Task requirements
Reproduce each line exactly. Skip none.

Items from a dataset
● ● ● ●

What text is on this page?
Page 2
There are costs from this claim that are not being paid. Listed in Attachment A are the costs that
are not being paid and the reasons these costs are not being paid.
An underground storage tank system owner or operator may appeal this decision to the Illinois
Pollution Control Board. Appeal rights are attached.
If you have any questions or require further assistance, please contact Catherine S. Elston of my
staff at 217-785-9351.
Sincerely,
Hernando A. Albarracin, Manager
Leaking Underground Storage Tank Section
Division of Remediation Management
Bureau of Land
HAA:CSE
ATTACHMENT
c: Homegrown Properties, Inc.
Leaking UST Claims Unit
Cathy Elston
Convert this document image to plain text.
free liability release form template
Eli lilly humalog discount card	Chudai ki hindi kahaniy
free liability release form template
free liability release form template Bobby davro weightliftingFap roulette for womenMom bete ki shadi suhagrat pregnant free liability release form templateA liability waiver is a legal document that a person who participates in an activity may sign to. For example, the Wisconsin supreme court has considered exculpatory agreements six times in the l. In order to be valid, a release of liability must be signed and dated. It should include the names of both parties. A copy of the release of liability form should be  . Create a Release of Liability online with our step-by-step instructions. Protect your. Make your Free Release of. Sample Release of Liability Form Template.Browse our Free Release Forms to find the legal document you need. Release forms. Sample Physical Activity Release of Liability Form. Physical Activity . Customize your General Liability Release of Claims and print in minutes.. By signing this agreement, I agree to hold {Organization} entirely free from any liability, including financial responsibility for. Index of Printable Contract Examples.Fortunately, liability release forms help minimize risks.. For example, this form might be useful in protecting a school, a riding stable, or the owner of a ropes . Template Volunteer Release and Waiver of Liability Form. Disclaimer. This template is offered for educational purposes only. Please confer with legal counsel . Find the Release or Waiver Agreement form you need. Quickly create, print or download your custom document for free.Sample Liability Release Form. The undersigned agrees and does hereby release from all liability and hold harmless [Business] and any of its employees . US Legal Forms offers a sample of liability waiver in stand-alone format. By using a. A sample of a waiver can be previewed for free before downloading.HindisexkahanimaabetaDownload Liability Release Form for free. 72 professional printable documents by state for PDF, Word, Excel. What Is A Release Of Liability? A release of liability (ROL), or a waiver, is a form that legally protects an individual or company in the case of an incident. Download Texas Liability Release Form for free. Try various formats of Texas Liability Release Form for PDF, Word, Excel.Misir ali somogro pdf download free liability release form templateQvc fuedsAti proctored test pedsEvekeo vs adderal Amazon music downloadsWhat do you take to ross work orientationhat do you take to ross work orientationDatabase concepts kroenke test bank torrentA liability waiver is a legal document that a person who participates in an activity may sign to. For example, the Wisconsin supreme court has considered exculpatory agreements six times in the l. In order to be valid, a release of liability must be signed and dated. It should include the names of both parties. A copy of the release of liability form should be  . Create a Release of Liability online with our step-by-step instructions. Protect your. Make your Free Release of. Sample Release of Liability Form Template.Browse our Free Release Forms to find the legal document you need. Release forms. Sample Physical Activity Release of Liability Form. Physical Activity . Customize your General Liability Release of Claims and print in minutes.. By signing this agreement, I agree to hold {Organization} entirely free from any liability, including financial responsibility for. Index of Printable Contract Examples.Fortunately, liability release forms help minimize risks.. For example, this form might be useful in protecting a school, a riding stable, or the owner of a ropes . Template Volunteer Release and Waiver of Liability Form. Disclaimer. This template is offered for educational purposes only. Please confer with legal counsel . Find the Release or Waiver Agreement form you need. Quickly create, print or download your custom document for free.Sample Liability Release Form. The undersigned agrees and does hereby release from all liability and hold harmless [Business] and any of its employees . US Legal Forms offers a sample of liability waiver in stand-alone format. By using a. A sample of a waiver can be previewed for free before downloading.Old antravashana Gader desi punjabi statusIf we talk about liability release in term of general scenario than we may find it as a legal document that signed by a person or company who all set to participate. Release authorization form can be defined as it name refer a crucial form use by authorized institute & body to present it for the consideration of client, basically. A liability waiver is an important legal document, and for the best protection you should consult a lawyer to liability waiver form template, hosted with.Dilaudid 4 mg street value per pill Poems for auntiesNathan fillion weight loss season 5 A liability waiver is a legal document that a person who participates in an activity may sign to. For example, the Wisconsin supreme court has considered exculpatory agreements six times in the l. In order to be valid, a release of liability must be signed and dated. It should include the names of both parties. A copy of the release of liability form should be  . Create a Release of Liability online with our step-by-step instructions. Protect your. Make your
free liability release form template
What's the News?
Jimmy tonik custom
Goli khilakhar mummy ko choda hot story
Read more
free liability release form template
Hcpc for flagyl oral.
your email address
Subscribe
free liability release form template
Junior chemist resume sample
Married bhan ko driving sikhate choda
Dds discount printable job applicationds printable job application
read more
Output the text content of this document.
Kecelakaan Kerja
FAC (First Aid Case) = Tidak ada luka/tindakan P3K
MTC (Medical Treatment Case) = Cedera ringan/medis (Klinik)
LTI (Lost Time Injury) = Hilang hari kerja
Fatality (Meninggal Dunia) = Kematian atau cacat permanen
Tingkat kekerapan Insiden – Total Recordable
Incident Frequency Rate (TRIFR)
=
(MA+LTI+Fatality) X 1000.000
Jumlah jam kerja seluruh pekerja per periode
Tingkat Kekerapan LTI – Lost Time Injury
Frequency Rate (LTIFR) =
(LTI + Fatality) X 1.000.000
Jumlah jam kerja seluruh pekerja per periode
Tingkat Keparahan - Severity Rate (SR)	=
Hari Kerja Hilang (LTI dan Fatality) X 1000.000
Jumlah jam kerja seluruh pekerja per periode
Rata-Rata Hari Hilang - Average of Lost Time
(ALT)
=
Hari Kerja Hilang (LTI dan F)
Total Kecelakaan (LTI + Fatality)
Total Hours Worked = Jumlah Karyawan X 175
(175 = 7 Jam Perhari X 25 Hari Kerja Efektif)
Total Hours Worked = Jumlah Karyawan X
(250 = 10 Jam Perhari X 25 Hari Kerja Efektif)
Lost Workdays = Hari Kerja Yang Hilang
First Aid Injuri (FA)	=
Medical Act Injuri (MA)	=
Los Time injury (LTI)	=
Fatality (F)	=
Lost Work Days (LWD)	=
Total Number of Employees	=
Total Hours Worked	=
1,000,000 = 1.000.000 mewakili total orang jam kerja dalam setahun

● ● ● ●

Task result
What text is on this page?
Page 2
There are costs from this claim that are not being paid. Listed in Attachment A are the costs that
are not being paid and the reasons these costs are not being paid.
An underground storage tank system owner or operator may appeal this decision to the Illinois
Pollution Control Board. Appeal rights are attached.
If you have any questions or require further assistance, please contact Catherine S. Elston of my
staff at 217-785-9351.
Sincerely,
Hernando A. Albarracin, Manager
Leaking Underground Storage Tank Section
Division of Remediation Management
Bureau of Land
HAA:CSE
ATTACHMENT
c: Homegrown Properties, Inc.
Leaking UST Claims Unit
Cathy Elston
Convert this document image to plain text.
free liability release form template
Eli lilly humalog discount card	Chudai ki hindi kahaniy
free liability release form template
free liability release form template Bobby davro weightliftingFap roulette for womenMom bete ki shadi suhagrat pregnant free liability release form templateA liability waiver is a legal document that a person who participates in an activity may sign to. For example, the Wisconsin supreme court has considered exculpatory agreements six times in the l. In order to be valid, a release of liability must be signed and dated. It should include the names of both parties. A copy of the release of liability form should be  . Create a Release of Liability online with our step-by-step instructions. Protect your. Make your Free Release of. Sample Release of Liability Form Template.Browse our Free Release Forms to find the legal document you need. Release forms. Sample Physical Activity Release of Liability Form. Physical Activity . Customize your General Liability Release of Claims and print in minutes.. By signing this agreement, I agree to hold {Organization} entirely free from any liability, including financial responsibility for. Index of Printable Contract Examples.Fortunately, liability release forms help minimize risks.. For example, this form might be useful in protecting a school, a riding stable, or the owner of a ropes . Template Volunteer Release and Waiver of Liability Form. Disclaimer. This template is offered for educational purposes only. Please confer with legal counsel . Find the Release or Waiver Agreement form you need. Quickly create, print or download your custom document for free.Sample Liability Release Form. The undersigned agrees and does hereby release from all liability and hold harmless [Business] and any of its employees . US Legal Forms offers a sample of liability waiver in stand-alone format. By using a. A sample of a waiver can be previewed for free before downloading.HindisexkahanimaabetaDownload Liability Release Form for free. 72 professional printable documents by state for PDF, Word, Excel. What Is A Release Of Liability? A release of liability (ROL), or a waiver, is a form that legally protects an individual or company in the case of an incident. Download Texas Liability Release Form for free. Try various formats of Texas Liability Release Form for PDF, Word, Excel.Misir ali somogro pdf download free liability release form templateQvc fuedsAti proctored test pedsEvekeo vs adderal Amazon music downloadsWhat do you take to ross work orientationhat do you take to ross work orientationDatabase concepts kroenke test bank torrentA liability waiver is a legal document that a person who participates in an activity may sign to. For example, the Wisconsin supreme court has considered exculpatory agreements six times in the l. In order to be valid, a release of liability must be signed and dated. It should include the names of both parties. A copy of the release of liability form should be  . Create a Release of Liability online with our step-by-step instructions. Protect your. Make your Free Release of. Sample Release of Liability Form Template.Browse our Free Release Forms to find the legal document you need. Release forms. Sample Physical Activity Release of Liability Form. Physical Activity . Customize your General Liability Release of Claims and print in minutes.. By signing this agreement, I agree to hold {Organization} entirely free from any liability, including financial responsibility for. Index of Printable Contract Examples.Fortunately, liability release forms help minimize risks.. For example, this form might be useful in protecting a school, a riding stable, or the owner of a ropes . Template Volunteer Release and Waiver of Liability Form. Disclaimer. This template is offered for educational purposes only. Please confer with legal counsel . Find the Release or Waiver Agreement form you need. Quickly create, print or download your custom document for free.Sample Liability Release Form. The undersigned agrees and does hereby release from all liability and hold harmless [Business] and any of its employees . US Legal Forms offers a sample of liability waiver in stand-alone format. By using a. A sample of a waiver can be previewed for free before downloading.Old antravashana Gader desi punjabi statusIf we talk about liability release in term of general scenario than we may find it as a legal document that signed by a person or company who all set to participate. Release authorization form can be defined as it name refer a crucial form use by authorized institute & body to present it for the consideration of client, basically. A liability waiver is an important legal document, and for the best protection you should consult a lawyer to liability waiver form template, hosted with.Dilaudid 4 mg street value per pill Poems for auntiesNathan fillion weight loss season 5 A liability waiver is a legal document that a person who participates in an activity may sign to. For example, the Wisconsin supreme court has considered exculpatory agreements six times in the l. In order to be valid, a release of liability must be signed and dated. It should include the names of both parties. A copy of the release of liability form should be  . Create a Release of Liability online with our step-by-step instructions. Protect your. Make your
free liability release form template
What's the News?
Jimmy tonik custom
Goli khilakhar mummy ko choda hot story
Read more
free liability release form template
Hcpc for flagyl oral.
your email address
Subscribe
free liability release form template
Junior chemist resume sample
Married bhan ko driving sikhate choda
Dds discount printable job applicationds printable job application
read more
Output the text content of this document.
Kecelakaan Kerja
FAC (First Aid Case) = Tidak ada luka/tindakan P3K
MTC (Medical Treatment Case) = Cedera ringan/medis (Klinik)
LTI (Lost Time Injury) = Hilang hari kerja
Fatality (Meninggal Dunia) = Kematian atau cacat permanen
Tingkat kekerapan Insiden – Total Recordable
Incident Frequency Rate (TRIFR)
=
(MA+LTI+Fatality) X 1000.000
Jumlah jam kerja seluruh pekerja per periode
Tingkat Kekerapan LTI – Lost Time Injury
Frequency Rate (LTIFR) =
(LTI + Fatality) X 1.000.000
Jumlah jam kerja seluruh pekerja per periode
Tingkat Keparahan - Severity Rate (SR)	=
Hari Kerja Hilang (LTI dan Fatality) X 1000.000
Jumlah jam kerja seluruh pekerja per periode
Rata-Rata Hari Hilang - Average of Lost Time
(ALT)
=
Hari Kerja Hilang (LTI dan F)
Total Kecelakaan (LTI + Fatality)
Total Hours Worked = Jumlah Karyawan X 175
(175 = 7 Jam Perhari X 25 Hari Kerja Efektif)
Total Hours Worked = Jumlah Karyawan X
(250 = 10 Jam Perhari X 25 Hari Kerja Efektif)
Lost Workdays = Hari Kerja Yang Hilang
First Aid Injuri (FA)	=
Medical Act Injuri (MA)	=
Los Time injury (LTI)	=
Fatality (F)	=
Lost Work Days (LWD)	=
Total Number of Employees	=
Total Hours Worked	=
1,000,000 = 1.000.000 mewakili total orang jam kerja dalam setahun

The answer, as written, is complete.